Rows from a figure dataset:
****
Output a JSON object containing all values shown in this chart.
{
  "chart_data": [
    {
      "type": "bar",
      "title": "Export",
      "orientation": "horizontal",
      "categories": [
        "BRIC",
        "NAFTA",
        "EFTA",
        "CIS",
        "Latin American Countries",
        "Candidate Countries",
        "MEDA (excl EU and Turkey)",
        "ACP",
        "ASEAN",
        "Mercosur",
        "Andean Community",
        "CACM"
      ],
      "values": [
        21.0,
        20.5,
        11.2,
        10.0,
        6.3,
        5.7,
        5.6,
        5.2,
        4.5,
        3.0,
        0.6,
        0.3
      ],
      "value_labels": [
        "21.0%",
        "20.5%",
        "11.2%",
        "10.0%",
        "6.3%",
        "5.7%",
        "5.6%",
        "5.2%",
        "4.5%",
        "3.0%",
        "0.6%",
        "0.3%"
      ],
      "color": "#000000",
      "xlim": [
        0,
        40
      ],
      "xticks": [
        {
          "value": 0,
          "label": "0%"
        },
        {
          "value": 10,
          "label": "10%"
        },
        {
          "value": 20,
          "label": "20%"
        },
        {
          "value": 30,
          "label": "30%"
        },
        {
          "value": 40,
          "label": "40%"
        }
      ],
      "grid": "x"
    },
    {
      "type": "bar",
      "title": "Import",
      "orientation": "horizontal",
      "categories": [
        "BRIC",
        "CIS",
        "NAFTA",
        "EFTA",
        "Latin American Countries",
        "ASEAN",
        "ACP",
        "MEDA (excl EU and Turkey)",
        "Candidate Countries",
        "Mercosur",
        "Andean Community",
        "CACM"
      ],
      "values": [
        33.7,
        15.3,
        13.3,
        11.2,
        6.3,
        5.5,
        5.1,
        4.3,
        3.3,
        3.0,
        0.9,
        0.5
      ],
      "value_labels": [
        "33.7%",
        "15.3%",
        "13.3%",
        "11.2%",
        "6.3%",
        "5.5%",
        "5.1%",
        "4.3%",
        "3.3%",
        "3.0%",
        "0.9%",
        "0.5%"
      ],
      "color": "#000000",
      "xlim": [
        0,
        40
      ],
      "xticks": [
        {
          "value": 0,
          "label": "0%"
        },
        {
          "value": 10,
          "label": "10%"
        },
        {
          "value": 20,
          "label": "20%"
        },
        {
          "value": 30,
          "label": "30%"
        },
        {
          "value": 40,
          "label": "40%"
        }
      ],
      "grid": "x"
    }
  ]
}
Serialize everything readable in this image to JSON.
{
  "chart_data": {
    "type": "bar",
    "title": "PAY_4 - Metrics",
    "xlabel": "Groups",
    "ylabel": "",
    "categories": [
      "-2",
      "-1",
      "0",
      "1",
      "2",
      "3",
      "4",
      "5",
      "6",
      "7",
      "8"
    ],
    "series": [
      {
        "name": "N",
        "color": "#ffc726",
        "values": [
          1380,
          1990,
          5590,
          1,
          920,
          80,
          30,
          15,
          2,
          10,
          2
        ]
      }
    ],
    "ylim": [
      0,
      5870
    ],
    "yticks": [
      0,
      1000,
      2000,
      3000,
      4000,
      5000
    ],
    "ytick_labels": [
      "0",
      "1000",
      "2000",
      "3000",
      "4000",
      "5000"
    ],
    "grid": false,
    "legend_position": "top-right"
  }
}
****
# EXERCISE PROMPT:
Return the entries above exactly, each one complete.

# RESPONSE TO THE EXERCISE:
Output a JSON object containing all values shown in this chart.
{
  "chart_data": [
    {
      "type": "bar",
      "title": "Export",
      "orientation": "horizontal",
      "categories": [
        "BRIC",
        "NAFTA",
        "EFTA",
        "CIS",
        "Latin American Countries",
        "Candidate Countries",
        "MEDA (excl EU and Turkey)",
        "ACP",
        "ASEAN",
        "Mercosur",
        "Andean Community",
        "CACM"
      ],
      "values": [
        21.0,
        20.5,
        11.2,
        10.0,
        6.3,
        5.7,
        5.6,
        5.2,
        4.5,
        3.0,
        0.6,
        0.3
      ],
      "value_labels": [
        "21.0%",
        "20.5%",
        "11.2%",
        "10.0%",
        "6.3%",
        "5.7%",
        "5.6%",
        "5.2%",
        "4.5%",
        "3.0%",
        "0.6%",
        "0.3%"
      ],
      "color": "#000000",
      "xlim": [
        0,
        40
      ],
      "xticks": [
        {
          "value": 0,
          "label": "0%"
        },
        {
          "value": 10,
          "label": "10%"
        },
        {
          "value": 20,
          "label": "20%"
        },
        {
          "value": 30,
          "label": "30%"
        },
        {
          "value": 40,
          "label": "40%"
        }
      ],
      "grid": "x"
    },
    {
      "type": "bar",
      "title": "Import",
      "orientation": "horizontal",
      "categories": [
        "BRIC",
        "CIS",
        "NAFTA",
        "EFTA",
        "Latin American Countries",
        "ASEAN",
        "ACP",
        "MEDA (excl EU and Turkey)",
        "Candidate Countries",
        "Mercosur",
        "Andean Community",
        "CACM"
      ],
      "values": [
        33.7,
        15.3,
        13.3,
        11.2,
        6.3,
        5.5,
        5.1,
        4.3,
        3.3,
        3.0,
        0.9,
        0.5
      ],
      "value_labels": [
        "33.7%",
        "15.3%",
        "13.3%",
        "11.2%",
        "6.3%",
        "5.5%",
        "5.1%",
        "4.3%",
        "3.3%",
        "3.0%",
        "0.9%",
        "0.5%"
      ],
      "color": "#000000",
      "xlim": [
        0,
        40
      ],
      "xticks": [
        {
          "value": 0,
          "label": "0%"
        },
        {
          "value": 10,
          "label": "10%"
        },
        {
          "value": 20,
          "label": "20%"
        },
        {
          "value": 30,
          "label": "30%"
        },
        {
          "value": 40,
          "label": "40%"
        }
      ],
      "grid": "x"
    }
  ]
}
Serialize everything readable in this image to JSON.
{
  "chart_data": {
    "type": "bar",
    "title": "PAY_4 - Metrics",
    "xlabel": "Groups",
    "ylabel": "",
    "categories": [
      "-2",
      "-1",
      "0",
      "1",
      "2",
      "3",
      "4",
      "5",
      "6",
      "7",
      "8"
    ],
    "series": [
      {
        "name": "N",
        "color": "#ffc726",
        "values": [
          1380,
          1990,
          5590,
          1,
          920,
          80,
          30,
          15,
          2,
          10,
          2
        ]
      }
    ],
    "ylim": [
      0,
      5870
    ],
    "yticks": [
      0,
      1000,
      2000,
      3000,
      4000,
      5000
    ],
    "ytick_labels": [
      "0",
      "1000",
      "2000",
      "3000",
      "4000",
      "5000"
    ],
    "grid": false,
    "legend_position": "top-right"
  }
}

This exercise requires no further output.